**EXERCISE OBJECTIVE:**
Write out the material exactly, with the pictures left out.

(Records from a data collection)
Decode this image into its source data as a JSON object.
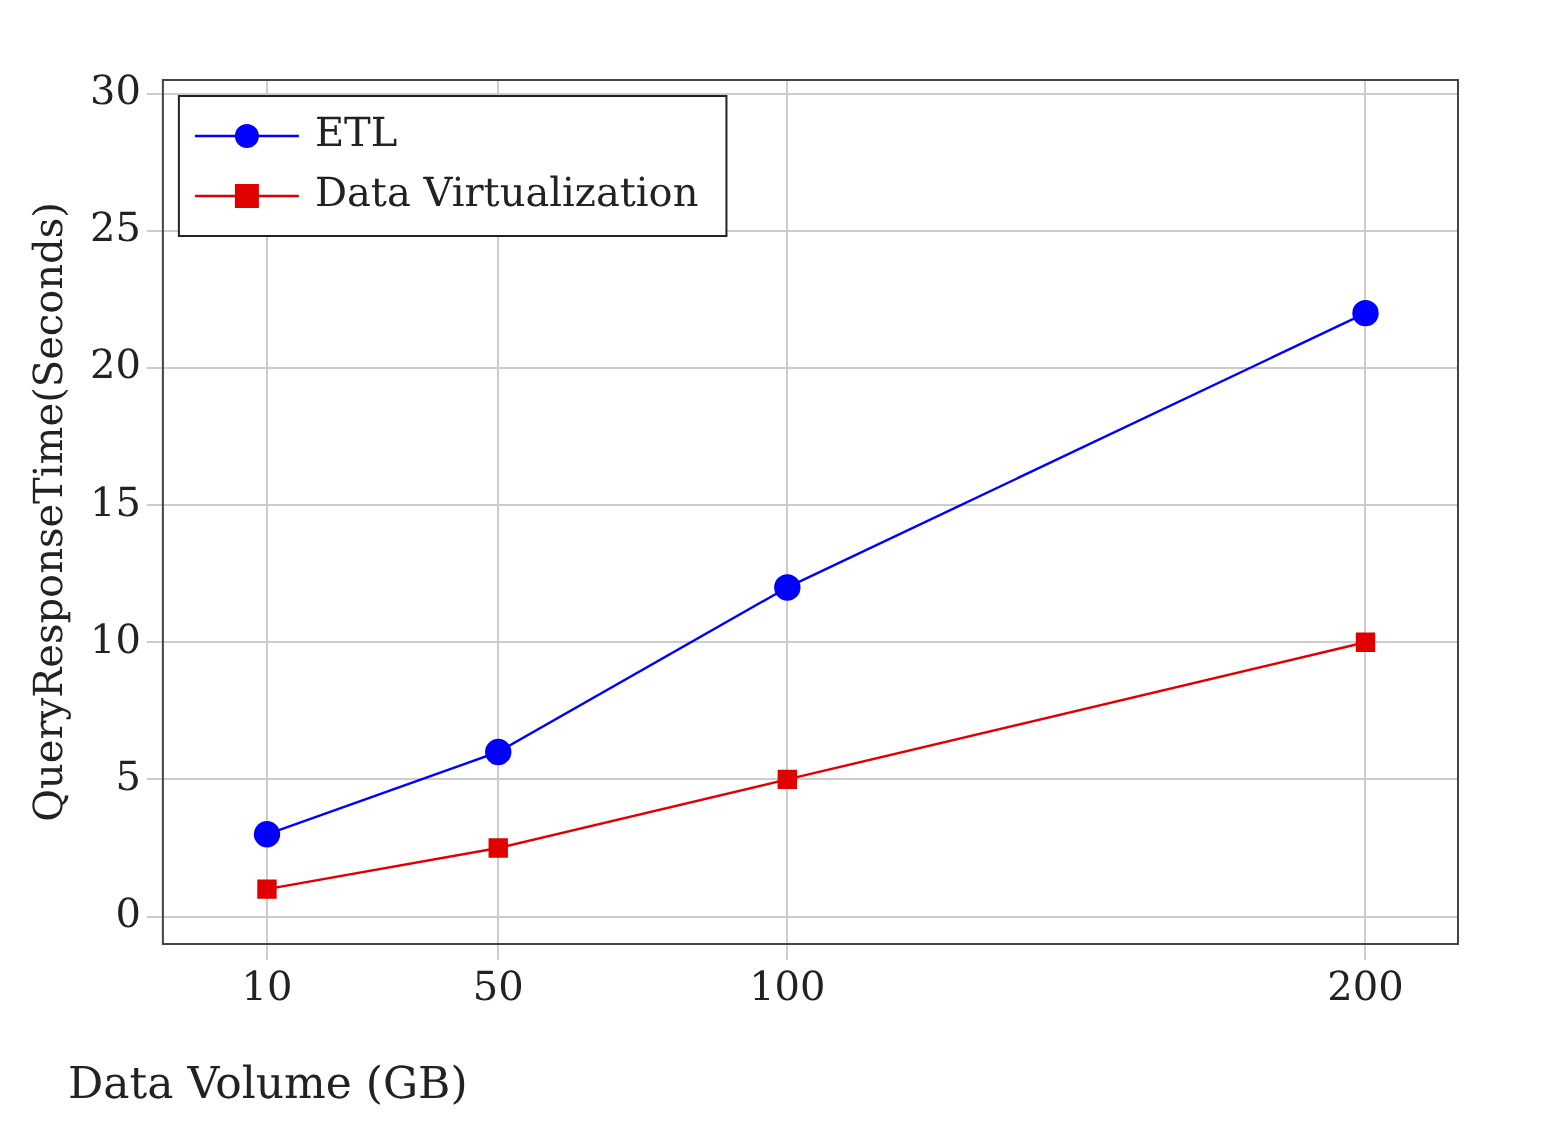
{
  "chart_data": {
    "type": "line",
    "xlabel": "Data Volume (GB)",
    "ylabel": "QueryResponseTime(Seconds)",
    "x": [
      10,
      50,
      100,
      200
    ],
    "series": [
      {
        "name": "ETL",
        "color": "#0000ff",
        "values": [
          3,
          6,
          12,
          22
        ],
        "marker": "circle"
      },
      {
        "name": "Data Virtualization",
        "color": "#e00000",
        "values": [
          1,
          2.5,
          5,
          10
        ],
        "marker": "square"
      }
    ],
    "xlim": [
      -8,
      216
    ],
    "xticks": [
      10,
      50,
      100,
      200
    ],
    "ylim": [
      -1,
      30.5
    ],
    "yticks": [
      0,
      5,
      10,
      15,
      20,
      25,
      30
    ],
    "grid": true,
    "legend": "top left",
    "line_style": "solid"
  }
}
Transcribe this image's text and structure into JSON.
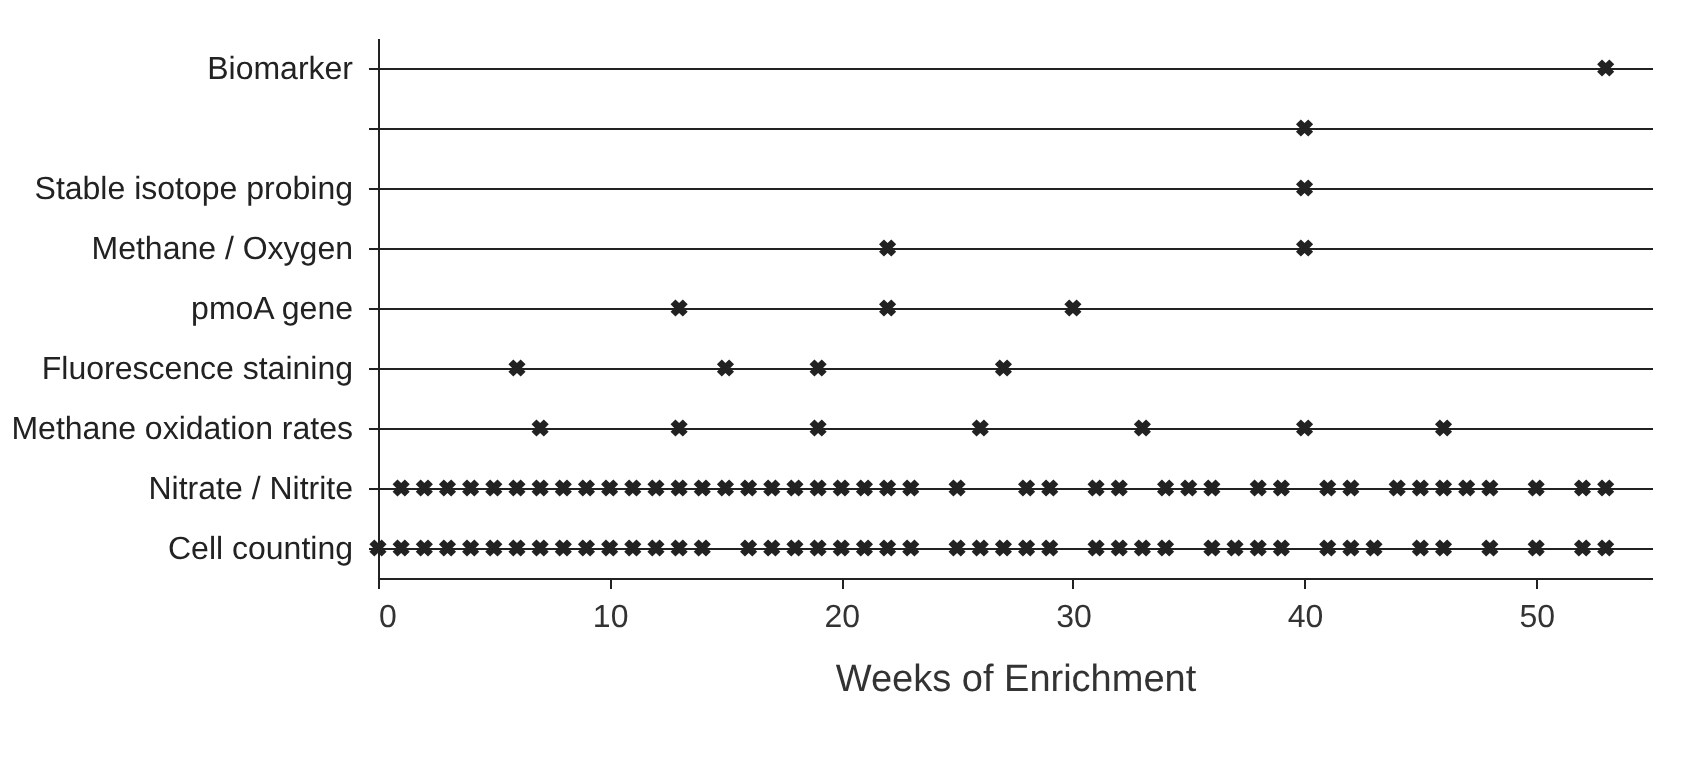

**WORKED SOLUTION:**
Decode this image into its source data as a JSON object.
{
  "chart_data": {
    "type": "line",
    "xlabel": "Data Volume (GB)",
    "ylabel": "QueryResponseTime(Seconds)",
    "x": [
      10,
      50,
      100,
      200
    ],
    "series": [
      {
        "name": "ETL",
        "color": "#0000ff",
        "values": [
          3,
          6,
          12,
          22
        ],
        "marker": "circle"
      },
      {
        "name": "Data Virtualization",
        "color": "#e00000",
        "values": [
          1,
          2.5,
          5,
          10
        ],
        "marker": "square"
      }
    ],
    "xlim": [
      -8,
      216
    ],
    "xticks": [
      10,
      50,
      100,
      200
    ],
    "ylim": [
      -1,
      30.5
    ],
    "yticks": [
      0,
      5,
      10,
      15,
      20,
      25,
      30
    ],
    "grid": true,
    "legend": "top left",
    "line_style": "solid"
  }
}
Transcribe this image's text and structure into JSON.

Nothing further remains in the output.